Task goal:
All lines in which the word "signal" occurs are to be extracted.
___ Stored data ___
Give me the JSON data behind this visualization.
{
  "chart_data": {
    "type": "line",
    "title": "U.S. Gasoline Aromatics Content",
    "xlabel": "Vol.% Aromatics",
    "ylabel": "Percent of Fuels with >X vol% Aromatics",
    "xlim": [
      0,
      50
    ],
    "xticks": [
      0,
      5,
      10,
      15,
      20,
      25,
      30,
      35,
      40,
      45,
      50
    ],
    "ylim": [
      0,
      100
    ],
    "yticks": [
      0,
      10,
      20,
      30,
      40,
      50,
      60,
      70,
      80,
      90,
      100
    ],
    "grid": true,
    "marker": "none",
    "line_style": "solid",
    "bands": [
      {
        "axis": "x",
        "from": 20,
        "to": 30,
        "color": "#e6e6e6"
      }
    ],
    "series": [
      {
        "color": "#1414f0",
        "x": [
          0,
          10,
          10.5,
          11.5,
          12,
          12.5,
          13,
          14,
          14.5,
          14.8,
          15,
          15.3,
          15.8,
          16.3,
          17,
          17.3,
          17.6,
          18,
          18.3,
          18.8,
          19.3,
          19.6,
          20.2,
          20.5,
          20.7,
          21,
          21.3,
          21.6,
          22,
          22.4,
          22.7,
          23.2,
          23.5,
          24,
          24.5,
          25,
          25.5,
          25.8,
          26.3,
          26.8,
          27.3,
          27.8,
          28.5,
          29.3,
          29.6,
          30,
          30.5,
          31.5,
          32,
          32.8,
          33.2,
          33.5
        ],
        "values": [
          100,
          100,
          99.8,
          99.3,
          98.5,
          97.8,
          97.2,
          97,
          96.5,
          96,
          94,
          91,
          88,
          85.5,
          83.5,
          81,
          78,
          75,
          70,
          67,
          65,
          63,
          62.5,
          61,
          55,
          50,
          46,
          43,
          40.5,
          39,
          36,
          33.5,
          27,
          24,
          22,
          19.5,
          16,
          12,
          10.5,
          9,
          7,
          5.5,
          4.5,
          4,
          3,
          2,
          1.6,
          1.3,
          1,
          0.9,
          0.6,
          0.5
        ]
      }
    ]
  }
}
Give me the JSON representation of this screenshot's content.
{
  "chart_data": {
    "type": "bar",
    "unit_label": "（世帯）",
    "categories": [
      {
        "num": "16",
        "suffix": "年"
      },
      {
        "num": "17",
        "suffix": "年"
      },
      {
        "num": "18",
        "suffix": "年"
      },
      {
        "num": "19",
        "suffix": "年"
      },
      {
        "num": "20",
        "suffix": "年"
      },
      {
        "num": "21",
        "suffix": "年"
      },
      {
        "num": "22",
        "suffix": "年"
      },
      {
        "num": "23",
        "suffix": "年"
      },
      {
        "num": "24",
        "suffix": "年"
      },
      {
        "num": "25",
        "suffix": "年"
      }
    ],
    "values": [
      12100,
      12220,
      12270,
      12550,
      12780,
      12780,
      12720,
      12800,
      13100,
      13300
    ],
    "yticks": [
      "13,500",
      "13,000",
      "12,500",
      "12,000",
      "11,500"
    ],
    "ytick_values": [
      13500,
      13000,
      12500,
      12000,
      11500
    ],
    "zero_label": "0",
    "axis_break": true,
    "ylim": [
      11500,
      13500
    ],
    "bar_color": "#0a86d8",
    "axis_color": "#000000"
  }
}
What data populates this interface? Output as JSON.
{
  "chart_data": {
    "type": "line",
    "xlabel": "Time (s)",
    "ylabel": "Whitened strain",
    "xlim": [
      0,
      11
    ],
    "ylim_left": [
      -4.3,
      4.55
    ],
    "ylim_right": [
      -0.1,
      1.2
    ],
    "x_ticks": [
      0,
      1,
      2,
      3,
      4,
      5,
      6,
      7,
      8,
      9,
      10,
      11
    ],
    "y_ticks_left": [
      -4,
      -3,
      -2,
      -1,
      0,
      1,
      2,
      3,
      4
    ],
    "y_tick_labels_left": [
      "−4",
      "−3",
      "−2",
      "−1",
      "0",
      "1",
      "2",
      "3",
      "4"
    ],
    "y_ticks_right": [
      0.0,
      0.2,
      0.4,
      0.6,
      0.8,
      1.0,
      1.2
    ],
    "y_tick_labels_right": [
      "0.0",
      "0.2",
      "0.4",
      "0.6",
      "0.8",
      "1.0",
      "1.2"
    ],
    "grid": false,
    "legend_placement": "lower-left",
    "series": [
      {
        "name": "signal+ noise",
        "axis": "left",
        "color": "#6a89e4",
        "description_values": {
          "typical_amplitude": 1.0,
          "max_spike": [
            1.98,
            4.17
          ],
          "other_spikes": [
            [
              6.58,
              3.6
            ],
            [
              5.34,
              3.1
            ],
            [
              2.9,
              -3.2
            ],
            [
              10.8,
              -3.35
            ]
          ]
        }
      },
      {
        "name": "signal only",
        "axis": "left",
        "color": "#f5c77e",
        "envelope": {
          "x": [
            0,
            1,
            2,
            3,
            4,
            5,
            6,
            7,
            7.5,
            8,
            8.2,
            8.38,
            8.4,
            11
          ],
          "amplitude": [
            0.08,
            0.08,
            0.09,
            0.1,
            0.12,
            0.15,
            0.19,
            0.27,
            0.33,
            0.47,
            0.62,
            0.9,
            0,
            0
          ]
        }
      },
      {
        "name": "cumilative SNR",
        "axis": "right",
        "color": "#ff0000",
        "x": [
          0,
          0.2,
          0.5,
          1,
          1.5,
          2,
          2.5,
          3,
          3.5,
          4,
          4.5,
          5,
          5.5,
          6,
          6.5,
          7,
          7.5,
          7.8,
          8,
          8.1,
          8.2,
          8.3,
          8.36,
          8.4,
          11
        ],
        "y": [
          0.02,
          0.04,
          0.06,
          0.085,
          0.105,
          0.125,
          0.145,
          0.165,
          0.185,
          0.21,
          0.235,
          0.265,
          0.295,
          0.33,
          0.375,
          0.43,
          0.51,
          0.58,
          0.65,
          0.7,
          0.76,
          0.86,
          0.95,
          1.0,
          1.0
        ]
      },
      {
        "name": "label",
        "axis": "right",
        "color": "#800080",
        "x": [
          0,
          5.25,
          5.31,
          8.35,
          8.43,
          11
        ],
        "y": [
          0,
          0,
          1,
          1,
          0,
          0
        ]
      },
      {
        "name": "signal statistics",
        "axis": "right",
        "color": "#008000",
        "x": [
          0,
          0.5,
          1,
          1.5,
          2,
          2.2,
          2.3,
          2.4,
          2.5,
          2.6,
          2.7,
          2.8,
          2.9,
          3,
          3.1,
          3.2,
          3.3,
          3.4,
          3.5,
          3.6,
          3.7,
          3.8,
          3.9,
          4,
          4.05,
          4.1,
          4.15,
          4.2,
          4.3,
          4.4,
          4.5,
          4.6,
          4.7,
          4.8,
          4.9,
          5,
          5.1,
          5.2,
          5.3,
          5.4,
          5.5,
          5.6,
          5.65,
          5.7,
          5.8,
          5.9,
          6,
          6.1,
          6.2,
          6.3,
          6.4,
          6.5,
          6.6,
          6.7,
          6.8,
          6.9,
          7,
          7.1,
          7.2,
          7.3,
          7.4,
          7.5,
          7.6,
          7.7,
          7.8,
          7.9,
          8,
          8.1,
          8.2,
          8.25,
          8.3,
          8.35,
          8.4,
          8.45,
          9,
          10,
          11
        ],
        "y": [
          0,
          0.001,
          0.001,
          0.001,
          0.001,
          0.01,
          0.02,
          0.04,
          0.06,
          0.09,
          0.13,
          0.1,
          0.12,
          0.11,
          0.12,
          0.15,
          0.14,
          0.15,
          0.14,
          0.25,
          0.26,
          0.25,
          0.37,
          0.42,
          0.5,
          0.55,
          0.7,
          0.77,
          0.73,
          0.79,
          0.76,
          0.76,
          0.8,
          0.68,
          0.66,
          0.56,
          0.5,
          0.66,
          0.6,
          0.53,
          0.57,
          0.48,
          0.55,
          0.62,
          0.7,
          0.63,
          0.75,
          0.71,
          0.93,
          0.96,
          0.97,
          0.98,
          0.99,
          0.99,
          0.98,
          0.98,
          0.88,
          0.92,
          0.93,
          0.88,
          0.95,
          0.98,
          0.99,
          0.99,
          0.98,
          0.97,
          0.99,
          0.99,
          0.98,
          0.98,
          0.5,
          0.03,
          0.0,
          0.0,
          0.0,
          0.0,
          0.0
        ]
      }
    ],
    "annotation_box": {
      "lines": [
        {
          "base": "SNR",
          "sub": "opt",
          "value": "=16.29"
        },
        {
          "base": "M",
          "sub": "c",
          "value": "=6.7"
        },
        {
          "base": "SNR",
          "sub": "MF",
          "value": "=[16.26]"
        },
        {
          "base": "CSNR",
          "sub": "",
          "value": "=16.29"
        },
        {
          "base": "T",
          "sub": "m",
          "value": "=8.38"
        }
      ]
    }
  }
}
___
Written response:
        "name": "signal+ noise",
        "name": "signal only",
        "name": "signal statistics",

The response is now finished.